Task brief. Wherever a line in the material contains the word "resulting", copy that line.

*** Block opens ***

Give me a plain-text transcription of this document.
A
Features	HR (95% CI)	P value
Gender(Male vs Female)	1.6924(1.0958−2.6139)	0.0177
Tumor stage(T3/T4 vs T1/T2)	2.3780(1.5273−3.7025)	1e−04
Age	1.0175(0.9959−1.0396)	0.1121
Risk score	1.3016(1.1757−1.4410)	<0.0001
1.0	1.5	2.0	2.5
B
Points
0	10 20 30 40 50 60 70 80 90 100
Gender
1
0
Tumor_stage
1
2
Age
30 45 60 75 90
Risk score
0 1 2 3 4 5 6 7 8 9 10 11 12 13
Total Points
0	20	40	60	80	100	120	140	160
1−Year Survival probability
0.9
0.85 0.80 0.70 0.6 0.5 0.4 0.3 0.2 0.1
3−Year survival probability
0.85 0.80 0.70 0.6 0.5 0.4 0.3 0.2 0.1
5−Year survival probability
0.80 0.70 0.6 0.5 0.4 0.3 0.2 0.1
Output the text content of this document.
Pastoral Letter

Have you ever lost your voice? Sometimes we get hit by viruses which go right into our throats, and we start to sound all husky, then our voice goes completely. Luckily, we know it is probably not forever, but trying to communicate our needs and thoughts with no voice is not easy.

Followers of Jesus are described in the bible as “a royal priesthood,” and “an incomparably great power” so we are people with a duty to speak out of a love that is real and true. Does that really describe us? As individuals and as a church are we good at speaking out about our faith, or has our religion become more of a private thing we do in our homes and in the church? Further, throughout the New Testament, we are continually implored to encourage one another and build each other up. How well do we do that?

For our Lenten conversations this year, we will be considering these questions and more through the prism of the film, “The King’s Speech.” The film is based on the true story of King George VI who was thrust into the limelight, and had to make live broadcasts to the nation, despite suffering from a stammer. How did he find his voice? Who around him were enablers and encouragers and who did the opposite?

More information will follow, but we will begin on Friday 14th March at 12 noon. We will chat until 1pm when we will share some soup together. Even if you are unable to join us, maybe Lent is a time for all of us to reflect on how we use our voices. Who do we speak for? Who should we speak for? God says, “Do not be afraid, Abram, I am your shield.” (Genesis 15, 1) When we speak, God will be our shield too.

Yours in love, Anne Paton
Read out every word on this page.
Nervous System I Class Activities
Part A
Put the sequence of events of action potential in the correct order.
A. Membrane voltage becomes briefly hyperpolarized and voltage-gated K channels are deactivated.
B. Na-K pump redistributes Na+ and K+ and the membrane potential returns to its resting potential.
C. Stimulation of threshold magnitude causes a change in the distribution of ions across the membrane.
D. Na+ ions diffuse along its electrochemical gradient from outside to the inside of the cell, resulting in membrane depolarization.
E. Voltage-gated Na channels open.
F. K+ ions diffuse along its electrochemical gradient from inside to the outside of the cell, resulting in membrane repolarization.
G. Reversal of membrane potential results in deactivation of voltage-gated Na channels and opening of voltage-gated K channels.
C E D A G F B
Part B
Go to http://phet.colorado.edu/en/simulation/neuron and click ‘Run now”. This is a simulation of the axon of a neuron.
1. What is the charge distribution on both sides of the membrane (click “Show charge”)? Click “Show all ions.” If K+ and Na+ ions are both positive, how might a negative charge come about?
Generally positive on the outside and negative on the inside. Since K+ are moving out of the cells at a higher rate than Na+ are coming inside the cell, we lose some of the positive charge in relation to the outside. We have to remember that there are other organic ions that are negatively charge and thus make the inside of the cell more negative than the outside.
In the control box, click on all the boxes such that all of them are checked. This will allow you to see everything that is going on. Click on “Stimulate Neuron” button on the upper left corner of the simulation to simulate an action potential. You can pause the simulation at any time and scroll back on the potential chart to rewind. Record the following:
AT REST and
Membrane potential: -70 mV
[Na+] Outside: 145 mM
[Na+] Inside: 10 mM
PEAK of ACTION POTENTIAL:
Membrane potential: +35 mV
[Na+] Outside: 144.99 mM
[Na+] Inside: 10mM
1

*** Block closes ***

Output of the task.
D. Na+ ions diffuse along its electrochemical gradient from outside to the inside of the cell, resulting in membrane depolarization.
F. K+ ions diffuse along its electrochemical gradient from inside to the outside of the cell, resulting in membrane repolarization.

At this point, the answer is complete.